Entries with figure data
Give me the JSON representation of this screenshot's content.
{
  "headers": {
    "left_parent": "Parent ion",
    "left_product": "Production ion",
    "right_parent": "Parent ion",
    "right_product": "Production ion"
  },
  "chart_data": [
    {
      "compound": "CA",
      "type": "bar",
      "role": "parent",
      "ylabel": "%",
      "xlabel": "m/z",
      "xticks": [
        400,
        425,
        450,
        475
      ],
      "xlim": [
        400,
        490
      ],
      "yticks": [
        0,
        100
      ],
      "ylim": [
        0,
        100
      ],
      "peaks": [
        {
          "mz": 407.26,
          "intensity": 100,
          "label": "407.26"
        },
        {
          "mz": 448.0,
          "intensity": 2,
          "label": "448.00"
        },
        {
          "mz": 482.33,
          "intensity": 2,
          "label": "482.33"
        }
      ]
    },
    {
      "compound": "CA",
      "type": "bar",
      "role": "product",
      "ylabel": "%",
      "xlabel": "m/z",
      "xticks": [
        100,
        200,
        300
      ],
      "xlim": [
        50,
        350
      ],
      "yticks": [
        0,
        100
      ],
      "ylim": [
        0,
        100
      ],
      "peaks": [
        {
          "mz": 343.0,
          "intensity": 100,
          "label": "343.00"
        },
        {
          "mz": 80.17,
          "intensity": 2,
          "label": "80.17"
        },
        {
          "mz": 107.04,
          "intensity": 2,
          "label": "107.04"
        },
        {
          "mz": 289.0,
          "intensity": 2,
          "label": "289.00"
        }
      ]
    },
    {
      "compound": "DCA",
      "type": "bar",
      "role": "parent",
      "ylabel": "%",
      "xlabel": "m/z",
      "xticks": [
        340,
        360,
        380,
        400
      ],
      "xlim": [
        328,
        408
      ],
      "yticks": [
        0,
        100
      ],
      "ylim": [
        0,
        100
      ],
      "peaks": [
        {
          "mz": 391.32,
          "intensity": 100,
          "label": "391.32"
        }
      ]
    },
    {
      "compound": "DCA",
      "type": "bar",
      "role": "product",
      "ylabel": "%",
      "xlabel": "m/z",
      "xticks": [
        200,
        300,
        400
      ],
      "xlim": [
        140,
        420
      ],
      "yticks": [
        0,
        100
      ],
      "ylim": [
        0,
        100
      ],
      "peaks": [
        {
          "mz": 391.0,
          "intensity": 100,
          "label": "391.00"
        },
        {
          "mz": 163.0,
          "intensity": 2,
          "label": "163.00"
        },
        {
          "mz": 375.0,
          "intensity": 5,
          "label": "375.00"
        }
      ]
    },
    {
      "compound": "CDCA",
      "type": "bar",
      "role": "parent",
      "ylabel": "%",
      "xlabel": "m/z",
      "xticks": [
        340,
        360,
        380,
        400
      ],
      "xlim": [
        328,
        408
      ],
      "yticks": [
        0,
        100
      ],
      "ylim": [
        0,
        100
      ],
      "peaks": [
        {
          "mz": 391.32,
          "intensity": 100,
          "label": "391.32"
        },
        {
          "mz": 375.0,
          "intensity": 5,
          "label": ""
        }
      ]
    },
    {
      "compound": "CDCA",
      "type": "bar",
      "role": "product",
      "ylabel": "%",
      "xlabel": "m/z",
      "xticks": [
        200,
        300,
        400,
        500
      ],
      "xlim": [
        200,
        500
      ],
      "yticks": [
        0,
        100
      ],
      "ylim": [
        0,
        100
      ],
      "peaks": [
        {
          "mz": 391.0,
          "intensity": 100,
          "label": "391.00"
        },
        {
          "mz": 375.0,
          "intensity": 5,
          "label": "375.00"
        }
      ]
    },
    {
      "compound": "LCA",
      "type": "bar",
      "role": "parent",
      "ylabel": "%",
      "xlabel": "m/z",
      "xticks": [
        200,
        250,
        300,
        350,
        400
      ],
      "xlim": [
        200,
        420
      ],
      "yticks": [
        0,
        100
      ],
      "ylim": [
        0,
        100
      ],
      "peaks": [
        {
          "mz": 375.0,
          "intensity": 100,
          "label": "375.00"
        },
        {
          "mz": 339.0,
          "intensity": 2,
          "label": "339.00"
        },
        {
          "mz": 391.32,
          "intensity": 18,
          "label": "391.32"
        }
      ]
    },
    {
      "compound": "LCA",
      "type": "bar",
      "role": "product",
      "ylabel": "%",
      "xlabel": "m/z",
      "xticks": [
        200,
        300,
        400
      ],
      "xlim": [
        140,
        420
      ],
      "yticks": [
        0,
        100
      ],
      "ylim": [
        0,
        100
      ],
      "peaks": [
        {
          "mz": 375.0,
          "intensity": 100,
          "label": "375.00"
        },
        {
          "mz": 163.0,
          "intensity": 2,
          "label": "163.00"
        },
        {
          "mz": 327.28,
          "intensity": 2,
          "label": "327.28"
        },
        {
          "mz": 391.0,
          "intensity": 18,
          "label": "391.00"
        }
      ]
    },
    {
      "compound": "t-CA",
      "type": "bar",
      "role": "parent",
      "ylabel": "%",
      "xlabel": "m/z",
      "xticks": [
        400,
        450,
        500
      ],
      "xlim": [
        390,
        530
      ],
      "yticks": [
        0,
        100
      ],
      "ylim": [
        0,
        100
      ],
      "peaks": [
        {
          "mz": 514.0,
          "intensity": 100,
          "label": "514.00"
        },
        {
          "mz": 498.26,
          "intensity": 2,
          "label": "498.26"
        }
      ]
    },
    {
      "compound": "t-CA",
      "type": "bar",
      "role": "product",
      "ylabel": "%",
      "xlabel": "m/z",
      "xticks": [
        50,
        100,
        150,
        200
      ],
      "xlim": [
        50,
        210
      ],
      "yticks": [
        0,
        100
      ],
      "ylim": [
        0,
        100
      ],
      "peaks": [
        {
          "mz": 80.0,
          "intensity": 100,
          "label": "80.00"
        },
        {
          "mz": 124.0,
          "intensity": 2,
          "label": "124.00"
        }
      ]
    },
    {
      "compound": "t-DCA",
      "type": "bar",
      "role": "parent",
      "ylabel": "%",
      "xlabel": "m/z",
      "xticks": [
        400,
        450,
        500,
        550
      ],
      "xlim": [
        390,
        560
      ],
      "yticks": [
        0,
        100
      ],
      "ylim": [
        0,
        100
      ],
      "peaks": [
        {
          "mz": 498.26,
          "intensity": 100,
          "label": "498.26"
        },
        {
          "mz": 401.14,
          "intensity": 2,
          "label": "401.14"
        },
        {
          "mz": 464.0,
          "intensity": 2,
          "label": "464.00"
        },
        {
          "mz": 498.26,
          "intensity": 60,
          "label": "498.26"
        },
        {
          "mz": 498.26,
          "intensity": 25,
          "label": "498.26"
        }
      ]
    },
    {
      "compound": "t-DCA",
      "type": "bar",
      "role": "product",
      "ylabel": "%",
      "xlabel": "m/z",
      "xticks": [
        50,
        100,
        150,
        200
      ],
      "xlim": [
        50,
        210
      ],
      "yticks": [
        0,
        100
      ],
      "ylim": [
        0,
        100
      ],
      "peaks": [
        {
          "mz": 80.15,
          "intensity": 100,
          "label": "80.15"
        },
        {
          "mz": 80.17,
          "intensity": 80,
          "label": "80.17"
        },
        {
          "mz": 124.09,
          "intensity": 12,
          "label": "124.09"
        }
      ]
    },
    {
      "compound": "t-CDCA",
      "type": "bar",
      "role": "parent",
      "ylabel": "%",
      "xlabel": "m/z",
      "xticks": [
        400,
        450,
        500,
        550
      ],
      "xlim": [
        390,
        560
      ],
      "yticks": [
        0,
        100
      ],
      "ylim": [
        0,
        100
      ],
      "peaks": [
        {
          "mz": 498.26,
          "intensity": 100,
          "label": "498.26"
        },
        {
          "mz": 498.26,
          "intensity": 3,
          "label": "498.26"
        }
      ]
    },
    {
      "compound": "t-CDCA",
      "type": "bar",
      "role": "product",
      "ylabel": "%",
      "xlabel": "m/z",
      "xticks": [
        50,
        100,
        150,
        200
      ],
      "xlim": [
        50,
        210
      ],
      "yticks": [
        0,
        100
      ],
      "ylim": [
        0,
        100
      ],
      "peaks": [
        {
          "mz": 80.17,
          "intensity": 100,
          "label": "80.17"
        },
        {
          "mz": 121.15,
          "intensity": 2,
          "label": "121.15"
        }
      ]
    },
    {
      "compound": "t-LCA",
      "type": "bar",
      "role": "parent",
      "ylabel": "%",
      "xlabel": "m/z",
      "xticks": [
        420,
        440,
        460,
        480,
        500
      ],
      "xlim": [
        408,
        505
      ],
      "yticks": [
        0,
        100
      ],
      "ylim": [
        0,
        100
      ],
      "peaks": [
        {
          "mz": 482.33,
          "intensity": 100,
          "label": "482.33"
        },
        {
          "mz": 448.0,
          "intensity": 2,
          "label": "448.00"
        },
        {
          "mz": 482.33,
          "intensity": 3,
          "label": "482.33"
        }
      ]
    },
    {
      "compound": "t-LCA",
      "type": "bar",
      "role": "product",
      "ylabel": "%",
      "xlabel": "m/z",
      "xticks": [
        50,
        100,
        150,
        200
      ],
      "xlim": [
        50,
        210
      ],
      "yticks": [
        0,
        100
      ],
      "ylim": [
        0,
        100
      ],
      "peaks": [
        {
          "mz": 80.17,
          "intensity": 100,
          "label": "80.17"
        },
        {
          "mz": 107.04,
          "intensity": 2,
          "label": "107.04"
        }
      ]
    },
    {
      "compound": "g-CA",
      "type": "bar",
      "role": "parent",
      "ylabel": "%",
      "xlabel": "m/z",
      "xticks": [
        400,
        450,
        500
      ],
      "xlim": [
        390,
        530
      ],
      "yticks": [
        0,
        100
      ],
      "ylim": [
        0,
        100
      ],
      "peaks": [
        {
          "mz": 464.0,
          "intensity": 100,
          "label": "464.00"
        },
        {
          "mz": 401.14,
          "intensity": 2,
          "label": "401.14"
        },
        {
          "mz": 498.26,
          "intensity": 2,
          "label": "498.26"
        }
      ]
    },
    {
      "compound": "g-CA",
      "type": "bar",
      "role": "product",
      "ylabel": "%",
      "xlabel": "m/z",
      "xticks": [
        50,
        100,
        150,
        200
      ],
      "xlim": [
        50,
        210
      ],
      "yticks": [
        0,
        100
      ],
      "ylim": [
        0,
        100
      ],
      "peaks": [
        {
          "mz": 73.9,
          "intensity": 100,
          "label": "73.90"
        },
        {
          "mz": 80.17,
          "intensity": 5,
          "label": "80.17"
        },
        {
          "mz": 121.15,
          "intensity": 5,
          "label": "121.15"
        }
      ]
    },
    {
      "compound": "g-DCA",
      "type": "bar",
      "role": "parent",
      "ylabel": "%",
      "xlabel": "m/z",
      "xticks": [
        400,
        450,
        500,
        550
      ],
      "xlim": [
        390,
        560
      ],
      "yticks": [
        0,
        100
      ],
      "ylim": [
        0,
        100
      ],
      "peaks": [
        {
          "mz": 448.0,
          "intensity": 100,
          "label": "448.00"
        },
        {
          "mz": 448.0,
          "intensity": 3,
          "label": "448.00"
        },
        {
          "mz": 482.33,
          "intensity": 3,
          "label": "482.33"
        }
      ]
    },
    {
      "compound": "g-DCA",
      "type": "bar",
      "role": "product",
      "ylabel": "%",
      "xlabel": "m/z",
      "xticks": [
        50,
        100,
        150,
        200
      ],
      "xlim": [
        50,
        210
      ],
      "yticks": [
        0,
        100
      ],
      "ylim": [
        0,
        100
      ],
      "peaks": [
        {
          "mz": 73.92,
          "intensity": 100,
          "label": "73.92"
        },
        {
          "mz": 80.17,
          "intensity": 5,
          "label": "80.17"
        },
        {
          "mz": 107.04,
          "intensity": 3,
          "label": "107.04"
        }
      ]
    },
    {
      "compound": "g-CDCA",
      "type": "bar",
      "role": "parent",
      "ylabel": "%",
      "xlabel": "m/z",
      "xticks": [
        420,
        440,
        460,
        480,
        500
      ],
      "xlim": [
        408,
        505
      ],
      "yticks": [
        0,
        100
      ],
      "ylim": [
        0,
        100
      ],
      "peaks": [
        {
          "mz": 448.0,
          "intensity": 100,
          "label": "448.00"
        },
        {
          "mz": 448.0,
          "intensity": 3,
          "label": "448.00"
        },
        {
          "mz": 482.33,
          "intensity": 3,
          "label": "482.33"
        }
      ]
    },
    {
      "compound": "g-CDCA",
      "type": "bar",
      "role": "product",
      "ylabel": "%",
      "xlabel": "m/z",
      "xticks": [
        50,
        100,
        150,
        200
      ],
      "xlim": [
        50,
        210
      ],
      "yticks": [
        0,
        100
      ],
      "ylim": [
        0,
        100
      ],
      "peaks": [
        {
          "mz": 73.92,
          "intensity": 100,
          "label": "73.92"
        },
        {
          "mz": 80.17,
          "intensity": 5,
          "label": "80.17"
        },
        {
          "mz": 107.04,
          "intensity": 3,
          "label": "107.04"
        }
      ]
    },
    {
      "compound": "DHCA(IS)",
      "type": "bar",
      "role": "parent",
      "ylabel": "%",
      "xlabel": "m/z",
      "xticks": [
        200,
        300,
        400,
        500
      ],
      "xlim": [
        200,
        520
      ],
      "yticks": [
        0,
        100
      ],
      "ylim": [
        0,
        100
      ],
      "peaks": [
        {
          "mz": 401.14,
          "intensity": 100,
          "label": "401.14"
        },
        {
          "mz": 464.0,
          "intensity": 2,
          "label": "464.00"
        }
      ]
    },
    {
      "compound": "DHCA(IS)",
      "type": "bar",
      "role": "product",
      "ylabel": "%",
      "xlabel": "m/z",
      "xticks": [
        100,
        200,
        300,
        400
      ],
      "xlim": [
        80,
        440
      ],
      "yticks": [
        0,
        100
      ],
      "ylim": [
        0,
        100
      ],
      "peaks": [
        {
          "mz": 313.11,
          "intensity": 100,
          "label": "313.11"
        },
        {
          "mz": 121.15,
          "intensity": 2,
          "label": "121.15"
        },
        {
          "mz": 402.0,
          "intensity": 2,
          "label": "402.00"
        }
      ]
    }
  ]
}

Work to complete: Extract every line of the records above that contains the word "Production".

Finished task:
    "left_product": "Production ion",
    "right_product": "Production ion"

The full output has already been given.